▸ REQUIRED WORK:
Only the number is wanted: how many lines contain "text"?

### GIVEN ENTRIES

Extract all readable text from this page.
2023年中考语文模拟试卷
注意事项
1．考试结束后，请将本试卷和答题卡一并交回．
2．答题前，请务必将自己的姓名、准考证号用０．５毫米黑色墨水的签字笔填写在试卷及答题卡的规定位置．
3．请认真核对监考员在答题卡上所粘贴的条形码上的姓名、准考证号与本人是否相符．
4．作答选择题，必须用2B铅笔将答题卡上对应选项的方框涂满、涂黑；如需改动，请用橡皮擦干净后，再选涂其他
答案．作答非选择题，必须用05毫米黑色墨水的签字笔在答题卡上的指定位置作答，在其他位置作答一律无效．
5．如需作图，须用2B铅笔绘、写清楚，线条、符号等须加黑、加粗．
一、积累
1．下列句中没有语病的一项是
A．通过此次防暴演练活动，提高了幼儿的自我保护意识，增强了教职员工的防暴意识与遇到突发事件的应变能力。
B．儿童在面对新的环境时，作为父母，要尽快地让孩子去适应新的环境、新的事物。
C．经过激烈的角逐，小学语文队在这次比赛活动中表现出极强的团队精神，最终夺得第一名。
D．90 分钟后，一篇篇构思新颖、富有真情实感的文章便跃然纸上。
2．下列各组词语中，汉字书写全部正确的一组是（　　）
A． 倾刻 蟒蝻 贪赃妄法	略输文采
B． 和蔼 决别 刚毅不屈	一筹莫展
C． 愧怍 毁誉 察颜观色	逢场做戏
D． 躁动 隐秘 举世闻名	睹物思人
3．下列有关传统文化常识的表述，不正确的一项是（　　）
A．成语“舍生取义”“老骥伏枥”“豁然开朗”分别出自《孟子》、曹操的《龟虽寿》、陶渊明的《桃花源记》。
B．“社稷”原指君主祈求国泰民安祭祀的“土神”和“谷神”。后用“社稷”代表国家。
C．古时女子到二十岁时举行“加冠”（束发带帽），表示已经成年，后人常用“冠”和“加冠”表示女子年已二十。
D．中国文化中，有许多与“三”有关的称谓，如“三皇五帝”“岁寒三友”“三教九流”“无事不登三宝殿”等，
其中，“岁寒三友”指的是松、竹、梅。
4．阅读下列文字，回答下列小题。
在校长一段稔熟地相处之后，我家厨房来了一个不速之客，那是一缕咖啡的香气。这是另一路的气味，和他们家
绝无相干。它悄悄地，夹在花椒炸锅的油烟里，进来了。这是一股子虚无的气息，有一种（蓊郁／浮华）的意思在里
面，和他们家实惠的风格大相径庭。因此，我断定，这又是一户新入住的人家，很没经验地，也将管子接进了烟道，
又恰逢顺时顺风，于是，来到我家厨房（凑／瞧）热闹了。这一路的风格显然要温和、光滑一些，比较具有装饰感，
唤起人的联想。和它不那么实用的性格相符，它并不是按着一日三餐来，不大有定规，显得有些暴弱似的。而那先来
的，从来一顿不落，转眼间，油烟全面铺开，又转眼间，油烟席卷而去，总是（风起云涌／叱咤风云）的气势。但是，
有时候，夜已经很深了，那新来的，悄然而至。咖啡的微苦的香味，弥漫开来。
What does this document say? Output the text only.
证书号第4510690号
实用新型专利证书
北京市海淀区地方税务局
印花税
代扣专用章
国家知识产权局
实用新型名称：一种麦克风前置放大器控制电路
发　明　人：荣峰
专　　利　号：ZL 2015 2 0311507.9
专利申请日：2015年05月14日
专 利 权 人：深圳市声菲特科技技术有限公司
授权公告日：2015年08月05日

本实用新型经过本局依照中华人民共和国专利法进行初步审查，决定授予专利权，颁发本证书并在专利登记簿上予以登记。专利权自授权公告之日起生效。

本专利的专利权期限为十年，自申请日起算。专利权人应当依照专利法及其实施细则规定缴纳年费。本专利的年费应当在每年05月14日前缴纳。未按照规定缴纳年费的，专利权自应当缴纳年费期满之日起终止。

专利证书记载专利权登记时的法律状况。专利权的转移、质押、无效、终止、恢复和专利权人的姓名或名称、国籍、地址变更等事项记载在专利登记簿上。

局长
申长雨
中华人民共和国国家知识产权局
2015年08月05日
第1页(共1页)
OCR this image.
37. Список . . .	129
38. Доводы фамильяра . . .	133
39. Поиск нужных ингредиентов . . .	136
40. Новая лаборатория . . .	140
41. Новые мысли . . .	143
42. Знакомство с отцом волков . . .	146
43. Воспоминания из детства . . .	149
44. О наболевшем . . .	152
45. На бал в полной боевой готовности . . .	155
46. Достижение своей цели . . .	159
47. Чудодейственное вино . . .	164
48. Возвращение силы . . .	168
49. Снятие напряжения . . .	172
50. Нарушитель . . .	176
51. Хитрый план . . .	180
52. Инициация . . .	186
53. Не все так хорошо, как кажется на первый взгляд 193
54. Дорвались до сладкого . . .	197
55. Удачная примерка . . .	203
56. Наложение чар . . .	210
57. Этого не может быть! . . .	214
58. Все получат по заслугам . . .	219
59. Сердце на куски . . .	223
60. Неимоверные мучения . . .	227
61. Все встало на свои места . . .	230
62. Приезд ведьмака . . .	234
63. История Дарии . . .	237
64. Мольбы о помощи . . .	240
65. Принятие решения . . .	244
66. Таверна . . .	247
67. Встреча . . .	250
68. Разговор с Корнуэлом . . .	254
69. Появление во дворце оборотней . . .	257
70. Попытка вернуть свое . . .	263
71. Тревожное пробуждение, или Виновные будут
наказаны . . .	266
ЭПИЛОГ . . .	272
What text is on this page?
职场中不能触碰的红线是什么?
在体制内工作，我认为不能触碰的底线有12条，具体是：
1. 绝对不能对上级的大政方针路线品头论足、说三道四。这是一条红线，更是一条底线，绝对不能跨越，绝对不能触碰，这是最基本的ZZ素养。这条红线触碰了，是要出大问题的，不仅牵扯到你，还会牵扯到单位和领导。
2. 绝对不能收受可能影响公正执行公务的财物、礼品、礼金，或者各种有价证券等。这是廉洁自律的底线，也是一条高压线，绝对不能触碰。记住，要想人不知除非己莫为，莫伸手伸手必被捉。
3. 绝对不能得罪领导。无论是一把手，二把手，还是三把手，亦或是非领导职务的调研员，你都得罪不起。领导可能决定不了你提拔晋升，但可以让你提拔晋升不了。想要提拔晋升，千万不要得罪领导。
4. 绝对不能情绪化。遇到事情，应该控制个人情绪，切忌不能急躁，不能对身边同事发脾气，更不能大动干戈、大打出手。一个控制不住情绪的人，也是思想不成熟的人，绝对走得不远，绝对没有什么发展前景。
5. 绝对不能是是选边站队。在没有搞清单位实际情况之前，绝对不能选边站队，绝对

######

▸ FINISHED EXERCISE:
3